GIVEN RECORDS
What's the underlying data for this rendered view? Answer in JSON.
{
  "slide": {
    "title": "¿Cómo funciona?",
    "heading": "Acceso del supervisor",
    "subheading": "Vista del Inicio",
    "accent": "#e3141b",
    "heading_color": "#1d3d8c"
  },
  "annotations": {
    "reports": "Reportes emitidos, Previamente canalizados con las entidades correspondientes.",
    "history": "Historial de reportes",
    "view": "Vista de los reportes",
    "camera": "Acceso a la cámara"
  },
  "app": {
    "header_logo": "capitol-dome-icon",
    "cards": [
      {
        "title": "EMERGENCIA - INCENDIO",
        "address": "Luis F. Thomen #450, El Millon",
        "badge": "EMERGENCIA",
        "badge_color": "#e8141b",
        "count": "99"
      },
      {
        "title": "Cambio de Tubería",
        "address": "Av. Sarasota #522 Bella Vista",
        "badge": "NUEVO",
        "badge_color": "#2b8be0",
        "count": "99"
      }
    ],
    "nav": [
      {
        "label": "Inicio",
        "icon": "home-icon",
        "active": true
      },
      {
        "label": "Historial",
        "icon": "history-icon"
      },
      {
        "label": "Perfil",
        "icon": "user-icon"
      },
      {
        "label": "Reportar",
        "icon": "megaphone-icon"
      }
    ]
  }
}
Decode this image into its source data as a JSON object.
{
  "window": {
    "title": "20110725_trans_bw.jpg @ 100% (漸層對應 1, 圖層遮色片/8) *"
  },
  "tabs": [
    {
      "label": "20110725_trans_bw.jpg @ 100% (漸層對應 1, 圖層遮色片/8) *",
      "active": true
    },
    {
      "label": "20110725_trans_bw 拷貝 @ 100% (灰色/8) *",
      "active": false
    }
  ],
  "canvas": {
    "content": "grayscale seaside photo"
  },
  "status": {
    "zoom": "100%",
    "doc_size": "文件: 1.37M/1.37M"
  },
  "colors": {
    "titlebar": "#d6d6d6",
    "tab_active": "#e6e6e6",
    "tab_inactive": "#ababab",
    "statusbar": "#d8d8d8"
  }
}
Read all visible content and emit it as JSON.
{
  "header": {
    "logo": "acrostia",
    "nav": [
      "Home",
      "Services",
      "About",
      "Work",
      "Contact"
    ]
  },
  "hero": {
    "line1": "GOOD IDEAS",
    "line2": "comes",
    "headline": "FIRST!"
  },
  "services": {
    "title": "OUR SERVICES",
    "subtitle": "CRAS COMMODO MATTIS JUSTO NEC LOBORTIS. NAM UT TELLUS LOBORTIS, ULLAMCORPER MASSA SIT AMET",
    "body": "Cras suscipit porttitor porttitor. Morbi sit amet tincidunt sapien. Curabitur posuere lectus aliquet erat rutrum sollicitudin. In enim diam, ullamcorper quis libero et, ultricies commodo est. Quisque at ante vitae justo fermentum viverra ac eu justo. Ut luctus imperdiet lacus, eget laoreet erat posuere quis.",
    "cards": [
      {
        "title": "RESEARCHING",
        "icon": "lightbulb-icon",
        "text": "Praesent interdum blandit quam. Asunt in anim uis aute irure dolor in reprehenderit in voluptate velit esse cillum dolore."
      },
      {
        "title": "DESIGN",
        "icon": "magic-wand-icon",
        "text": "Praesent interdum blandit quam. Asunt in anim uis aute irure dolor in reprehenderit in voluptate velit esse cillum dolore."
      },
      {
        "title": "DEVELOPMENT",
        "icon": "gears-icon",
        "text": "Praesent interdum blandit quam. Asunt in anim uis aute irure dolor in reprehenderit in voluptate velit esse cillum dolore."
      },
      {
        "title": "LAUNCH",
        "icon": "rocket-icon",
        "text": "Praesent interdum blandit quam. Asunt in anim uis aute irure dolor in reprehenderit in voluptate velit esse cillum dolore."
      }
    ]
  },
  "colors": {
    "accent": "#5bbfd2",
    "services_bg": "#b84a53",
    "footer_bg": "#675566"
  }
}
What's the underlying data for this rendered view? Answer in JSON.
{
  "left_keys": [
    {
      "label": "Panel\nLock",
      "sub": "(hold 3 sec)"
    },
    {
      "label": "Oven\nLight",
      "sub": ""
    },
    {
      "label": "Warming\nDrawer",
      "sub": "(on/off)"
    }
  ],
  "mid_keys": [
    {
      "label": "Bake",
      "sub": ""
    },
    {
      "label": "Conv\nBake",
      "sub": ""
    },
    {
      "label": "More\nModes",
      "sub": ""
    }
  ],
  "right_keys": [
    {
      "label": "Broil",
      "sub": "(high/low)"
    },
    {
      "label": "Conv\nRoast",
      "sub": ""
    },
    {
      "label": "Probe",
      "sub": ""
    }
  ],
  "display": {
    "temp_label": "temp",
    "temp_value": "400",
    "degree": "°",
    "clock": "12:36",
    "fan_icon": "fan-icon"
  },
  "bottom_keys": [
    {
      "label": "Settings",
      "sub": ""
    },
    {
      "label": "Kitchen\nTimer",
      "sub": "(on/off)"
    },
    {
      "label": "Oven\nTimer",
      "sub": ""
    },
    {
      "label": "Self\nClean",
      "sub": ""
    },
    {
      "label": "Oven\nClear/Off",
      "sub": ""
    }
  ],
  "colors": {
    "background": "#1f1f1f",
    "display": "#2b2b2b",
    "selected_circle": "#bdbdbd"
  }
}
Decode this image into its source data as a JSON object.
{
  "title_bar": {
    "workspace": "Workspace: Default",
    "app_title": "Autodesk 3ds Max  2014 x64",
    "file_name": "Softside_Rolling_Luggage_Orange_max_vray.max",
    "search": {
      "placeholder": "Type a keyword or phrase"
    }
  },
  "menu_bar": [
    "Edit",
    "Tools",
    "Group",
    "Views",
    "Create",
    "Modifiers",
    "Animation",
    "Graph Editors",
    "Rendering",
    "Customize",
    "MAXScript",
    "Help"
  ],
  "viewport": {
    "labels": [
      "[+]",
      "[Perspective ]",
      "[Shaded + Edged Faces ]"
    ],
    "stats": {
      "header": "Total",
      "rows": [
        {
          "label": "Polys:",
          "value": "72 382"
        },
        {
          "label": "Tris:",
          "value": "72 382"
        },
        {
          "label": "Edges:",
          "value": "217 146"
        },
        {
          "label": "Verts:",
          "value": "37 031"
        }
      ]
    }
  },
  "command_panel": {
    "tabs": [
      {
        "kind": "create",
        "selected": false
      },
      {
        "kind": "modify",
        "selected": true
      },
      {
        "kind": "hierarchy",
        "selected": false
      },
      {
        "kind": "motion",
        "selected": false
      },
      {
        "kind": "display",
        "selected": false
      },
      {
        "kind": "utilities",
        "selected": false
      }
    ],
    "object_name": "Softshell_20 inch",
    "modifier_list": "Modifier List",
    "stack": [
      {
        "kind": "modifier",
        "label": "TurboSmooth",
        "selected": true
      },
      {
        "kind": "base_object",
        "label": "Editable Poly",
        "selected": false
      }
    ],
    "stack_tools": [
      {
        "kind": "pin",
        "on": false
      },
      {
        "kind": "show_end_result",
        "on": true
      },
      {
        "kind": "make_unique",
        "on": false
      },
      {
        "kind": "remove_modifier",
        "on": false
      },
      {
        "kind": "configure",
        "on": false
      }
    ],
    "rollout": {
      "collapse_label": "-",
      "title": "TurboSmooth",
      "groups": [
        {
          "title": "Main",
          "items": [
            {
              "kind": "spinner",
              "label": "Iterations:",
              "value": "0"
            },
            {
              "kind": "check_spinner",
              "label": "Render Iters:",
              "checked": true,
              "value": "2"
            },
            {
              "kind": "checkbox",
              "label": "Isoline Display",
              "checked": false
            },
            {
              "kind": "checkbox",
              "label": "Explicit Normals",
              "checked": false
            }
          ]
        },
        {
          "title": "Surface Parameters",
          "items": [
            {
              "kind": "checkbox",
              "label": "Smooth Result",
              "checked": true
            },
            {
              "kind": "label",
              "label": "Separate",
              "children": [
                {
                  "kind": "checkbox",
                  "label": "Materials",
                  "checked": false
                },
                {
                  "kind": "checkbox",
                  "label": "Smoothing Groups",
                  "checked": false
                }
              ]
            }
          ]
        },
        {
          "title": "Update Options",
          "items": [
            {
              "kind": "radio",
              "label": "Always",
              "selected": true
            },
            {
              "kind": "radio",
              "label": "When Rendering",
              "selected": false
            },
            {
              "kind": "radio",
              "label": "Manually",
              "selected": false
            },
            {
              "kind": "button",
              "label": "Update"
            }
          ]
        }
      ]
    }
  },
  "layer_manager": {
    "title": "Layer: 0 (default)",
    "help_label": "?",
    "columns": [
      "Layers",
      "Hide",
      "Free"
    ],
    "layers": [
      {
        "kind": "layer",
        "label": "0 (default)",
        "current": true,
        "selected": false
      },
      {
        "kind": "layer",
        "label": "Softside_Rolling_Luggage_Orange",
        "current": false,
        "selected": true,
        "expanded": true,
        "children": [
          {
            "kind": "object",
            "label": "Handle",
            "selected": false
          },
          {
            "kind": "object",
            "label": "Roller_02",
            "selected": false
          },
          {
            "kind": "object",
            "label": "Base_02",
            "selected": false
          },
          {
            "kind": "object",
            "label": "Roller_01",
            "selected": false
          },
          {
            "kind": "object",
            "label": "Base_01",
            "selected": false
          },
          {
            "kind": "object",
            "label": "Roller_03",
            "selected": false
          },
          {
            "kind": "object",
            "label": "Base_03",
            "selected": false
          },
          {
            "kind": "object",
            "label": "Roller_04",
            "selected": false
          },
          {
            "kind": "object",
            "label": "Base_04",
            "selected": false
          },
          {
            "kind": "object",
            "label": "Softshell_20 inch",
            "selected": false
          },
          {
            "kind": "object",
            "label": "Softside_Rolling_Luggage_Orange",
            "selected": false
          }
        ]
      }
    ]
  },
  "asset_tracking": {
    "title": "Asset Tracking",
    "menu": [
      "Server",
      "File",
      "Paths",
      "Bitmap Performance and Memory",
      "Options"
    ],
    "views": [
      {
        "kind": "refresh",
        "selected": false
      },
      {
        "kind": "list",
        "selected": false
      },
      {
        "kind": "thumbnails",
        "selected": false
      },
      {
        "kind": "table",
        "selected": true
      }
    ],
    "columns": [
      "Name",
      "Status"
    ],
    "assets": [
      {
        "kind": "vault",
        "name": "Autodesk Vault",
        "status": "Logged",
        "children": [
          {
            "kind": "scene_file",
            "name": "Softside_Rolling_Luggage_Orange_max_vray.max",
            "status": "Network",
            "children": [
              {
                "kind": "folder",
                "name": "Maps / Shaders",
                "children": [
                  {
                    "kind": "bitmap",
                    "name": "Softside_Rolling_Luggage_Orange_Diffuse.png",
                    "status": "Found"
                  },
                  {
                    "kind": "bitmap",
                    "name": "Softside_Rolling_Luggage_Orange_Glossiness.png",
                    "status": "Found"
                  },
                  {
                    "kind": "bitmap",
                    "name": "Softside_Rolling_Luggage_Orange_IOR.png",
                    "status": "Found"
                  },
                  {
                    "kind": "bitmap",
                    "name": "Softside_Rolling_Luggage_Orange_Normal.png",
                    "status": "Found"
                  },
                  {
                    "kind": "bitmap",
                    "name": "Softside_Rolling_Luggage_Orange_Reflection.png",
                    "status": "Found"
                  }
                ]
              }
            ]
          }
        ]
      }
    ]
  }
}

WHAT THIS TASK INVOLVES
Going through the data, tally the lines containing "漸層對應" and report only the result.

RESULT FOR THIS EXERCISE
2